Document page records:
========

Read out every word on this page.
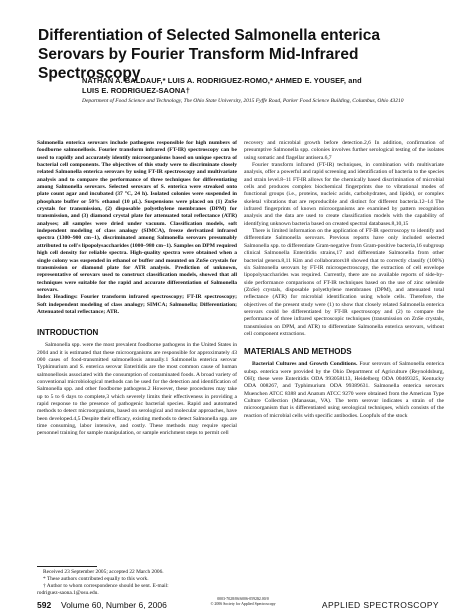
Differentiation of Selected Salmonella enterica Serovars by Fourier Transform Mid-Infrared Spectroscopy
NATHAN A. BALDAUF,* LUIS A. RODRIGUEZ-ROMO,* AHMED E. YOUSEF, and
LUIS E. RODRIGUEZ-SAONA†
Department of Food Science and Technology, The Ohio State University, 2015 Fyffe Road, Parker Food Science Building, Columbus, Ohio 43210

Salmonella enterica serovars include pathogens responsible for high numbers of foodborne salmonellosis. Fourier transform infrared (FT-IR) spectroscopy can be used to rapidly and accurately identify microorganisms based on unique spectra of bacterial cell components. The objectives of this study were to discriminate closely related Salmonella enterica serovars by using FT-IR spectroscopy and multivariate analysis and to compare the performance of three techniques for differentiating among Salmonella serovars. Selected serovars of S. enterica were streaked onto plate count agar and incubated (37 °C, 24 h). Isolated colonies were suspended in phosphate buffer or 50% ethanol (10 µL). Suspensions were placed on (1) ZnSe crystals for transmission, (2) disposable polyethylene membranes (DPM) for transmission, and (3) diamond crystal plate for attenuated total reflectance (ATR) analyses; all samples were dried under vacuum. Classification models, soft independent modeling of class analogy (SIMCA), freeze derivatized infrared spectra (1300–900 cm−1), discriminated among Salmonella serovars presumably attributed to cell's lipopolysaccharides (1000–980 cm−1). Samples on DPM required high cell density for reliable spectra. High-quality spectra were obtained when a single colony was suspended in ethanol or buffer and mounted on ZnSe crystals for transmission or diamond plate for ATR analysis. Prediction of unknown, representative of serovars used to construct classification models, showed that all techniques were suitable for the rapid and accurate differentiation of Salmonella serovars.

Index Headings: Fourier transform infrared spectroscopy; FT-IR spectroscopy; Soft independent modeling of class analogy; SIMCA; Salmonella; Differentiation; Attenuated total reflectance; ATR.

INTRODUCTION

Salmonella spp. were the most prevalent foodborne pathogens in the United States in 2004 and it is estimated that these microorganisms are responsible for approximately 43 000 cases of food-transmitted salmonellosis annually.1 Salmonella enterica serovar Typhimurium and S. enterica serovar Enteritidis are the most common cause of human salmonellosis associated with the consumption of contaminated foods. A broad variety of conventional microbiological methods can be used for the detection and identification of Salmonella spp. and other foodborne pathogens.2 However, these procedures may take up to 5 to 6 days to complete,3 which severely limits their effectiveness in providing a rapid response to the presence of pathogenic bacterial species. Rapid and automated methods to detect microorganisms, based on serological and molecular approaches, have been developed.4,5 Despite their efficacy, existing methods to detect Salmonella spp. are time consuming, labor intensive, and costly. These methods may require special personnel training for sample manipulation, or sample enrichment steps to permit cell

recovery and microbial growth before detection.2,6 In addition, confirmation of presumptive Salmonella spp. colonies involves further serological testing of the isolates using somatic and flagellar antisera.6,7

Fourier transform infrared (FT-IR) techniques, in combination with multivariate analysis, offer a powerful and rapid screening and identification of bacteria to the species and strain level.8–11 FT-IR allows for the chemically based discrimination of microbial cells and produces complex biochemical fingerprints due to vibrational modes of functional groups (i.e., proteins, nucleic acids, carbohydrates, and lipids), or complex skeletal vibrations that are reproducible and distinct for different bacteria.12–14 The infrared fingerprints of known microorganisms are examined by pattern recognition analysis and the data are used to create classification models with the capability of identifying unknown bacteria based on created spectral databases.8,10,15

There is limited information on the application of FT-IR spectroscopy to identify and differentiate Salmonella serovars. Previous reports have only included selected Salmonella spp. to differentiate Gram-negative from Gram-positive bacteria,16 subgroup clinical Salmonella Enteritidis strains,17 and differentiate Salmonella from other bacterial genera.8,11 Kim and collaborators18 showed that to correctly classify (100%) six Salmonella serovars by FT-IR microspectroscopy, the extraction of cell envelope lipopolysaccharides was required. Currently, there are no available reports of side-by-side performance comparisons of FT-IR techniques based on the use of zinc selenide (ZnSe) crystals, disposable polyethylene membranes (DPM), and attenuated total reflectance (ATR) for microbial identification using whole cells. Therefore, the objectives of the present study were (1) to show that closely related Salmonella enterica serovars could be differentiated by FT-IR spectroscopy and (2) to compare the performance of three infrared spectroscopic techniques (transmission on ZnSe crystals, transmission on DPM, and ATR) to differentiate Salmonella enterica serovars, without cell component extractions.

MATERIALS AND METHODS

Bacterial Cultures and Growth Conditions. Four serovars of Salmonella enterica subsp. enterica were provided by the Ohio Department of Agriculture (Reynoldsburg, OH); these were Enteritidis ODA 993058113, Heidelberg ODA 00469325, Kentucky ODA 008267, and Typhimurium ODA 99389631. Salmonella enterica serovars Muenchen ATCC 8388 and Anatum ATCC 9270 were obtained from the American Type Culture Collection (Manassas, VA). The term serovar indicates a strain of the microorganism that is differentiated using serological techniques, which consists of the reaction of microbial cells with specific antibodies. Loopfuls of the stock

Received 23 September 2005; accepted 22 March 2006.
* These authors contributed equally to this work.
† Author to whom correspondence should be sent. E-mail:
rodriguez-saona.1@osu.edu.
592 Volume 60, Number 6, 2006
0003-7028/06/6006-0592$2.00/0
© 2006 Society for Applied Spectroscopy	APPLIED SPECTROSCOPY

========

YOUR GOAL
Leaving all pictures aside, quote each record exactly.

TASK RESPONSE
Read out every word on this page.
Differentiation of Selected Salmonella enterica Serovars by Fourier Transform Mid-Infrared Spectroscopy
NATHAN A. BALDAUF,* LUIS A. RODRIGUEZ-ROMO,* AHMED E. YOUSEF, and
LUIS E. RODRIGUEZ-SAONA†
Department of Food Science and Technology, The Ohio State University, 2015 Fyffe Road, Parker Food Science Building, Columbus, Ohio 43210

Salmonella enterica serovars include pathogens responsible for high numbers of foodborne salmonellosis. Fourier transform infrared (FT-IR) spectroscopy can be used to rapidly and accurately identify microorganisms based on unique spectra of bacterial cell components. The objectives of this study were to discriminate closely related Salmonella enterica serovars by using FT-IR spectroscopy and multivariate analysis and to compare the performance of three techniques for differentiating among Salmonella serovars. Selected serovars of S. enterica were streaked onto plate count agar and incubated (37 °C, 24 h). Isolated colonies were suspended in phosphate buffer or 50% ethanol (10 µL). Suspensions were placed on (1) ZnSe crystals for transmission, (2) disposable polyethylene membranes (DPM) for transmission, and (3) diamond crystal plate for attenuated total reflectance (ATR) analyses; all samples were dried under vacuum. Classification models, soft independent modeling of class analogy (SIMCA), freeze derivatized infrared spectra (1300–900 cm−1), discriminated among Salmonella serovars presumably attributed to cell's lipopolysaccharides (1000–980 cm−1). Samples on DPM required high cell density for reliable spectra. High-quality spectra were obtained when a single colony was suspended in ethanol or buffer and mounted on ZnSe crystals for transmission or diamond plate for ATR analysis. Prediction of unknown, representative of serovars used to construct classification models, showed that all techniques were suitable for the rapid and accurate differentiation of Salmonella serovars.

Index Headings: Fourier transform infrared spectroscopy; FT-IR spectroscopy; Soft independent modeling of class analogy; SIMCA; Salmonella; Differentiation; Attenuated total reflectance; ATR.

INTRODUCTION

Salmonella spp. were the most prevalent foodborne pathogens in the United States in 2004 and it is estimated that these microorganisms are responsible for approximately 43 000 cases of food-transmitted salmonellosis annually.1 Salmonella enterica serovar Typhimurium and S. enterica serovar Enteritidis are the most common cause of human salmonellosis associated with the consumption of contaminated foods. A broad variety of conventional microbiological methods can be used for the detection and identification of Salmonella spp. and other foodborne pathogens.2 However, these procedures may take up to 5 to 6 days to complete,3 which severely limits their effectiveness in providing a rapid response to the presence of pathogenic bacterial species. Rapid and automated methods to detect microorganisms, based on serological and molecular approaches, have been developed.4,5 Despite their efficacy, existing methods to detect Salmonella spp. are time consuming, labor intensive, and costly. These methods may require special personnel training for sample manipulation, or sample enrichment steps to permit cell

recovery and microbial growth before detection.2,6 In addition, confirmation of presumptive Salmonella spp. colonies involves further serological testing of the isolates using somatic and flagellar antisera.6,7

Fourier transform infrared (FT-IR) techniques, in combination with multivariate analysis, offer a powerful and rapid screening and identification of bacteria to the species and strain level.8–11 FT-IR allows for the chemically based discrimination of microbial cells and produces complex biochemical fingerprints due to vibrational modes of functional groups (i.e., proteins, nucleic acids, carbohydrates, and lipids), or complex skeletal vibrations that are reproducible and distinct for different bacteria.12–14 The infrared fingerprints of known microorganisms are examined by pattern recognition analysis and the data are used to create classification models with the capability of identifying unknown bacteria based on created spectral databases.8,10,15

There is limited information on the application of FT-IR spectroscopy to identify and differentiate Salmonella serovars. Previous reports have only included selected Salmonella spp. to differentiate Gram-negative from Gram-positive bacteria,16 subgroup clinical Salmonella Enteritidis strains,17 and differentiate Salmonella from other bacterial genera.8,11 Kim and collaborators18 showed that to correctly classify (100%) six Salmonella serovars by FT-IR microspectroscopy, the extraction of cell envelope lipopolysaccharides was required. Currently, there are no available reports of side-by-side performance comparisons of FT-IR techniques based on the use of zinc selenide (ZnSe) crystals, disposable polyethylene membranes (DPM), and attenuated total reflectance (ATR) for microbial identification using whole cells. Therefore, the objectives of the present study were (1) to show that closely related Salmonella enterica serovars could be differentiated by FT-IR spectroscopy and (2) to compare the performance of three infrared spectroscopic techniques (transmission on ZnSe crystals, transmission on DPM, and ATR) to differentiate Salmonella enterica serovars, without cell component extractions.

MATERIALS AND METHODS

Bacterial Cultures and Growth Conditions. Four serovars of Salmonella enterica subsp. enterica were provided by the Ohio Department of Agriculture (Reynoldsburg, OH); these were Enteritidis ODA 993058113, Heidelberg ODA 00469325, Kentucky ODA 008267, and Typhimurium ODA 99389631. Salmonella enterica serovars Muenchen ATCC 8388 and Anatum ATCC 9270 were obtained from the American Type Culture Collection (Manassas, VA). The term serovar indicates a strain of the microorganism that is differentiated using serological techniques, which consists of the reaction of microbial cells with specific antibodies. Loopfuls of the stock

Received 23 September 2005; accepted 22 March 2006.
* These authors contributed equally to this work.
† Author to whom correspondence should be sent. E-mail:
rodriguez-saona.1@osu.edu.
592 Volume 60, Number 6, 2006
0003-7028/06/6006-0592$2.00/0
© 2006 Society for Applied Spectroscopy	APPLIED SPECTROSCOPY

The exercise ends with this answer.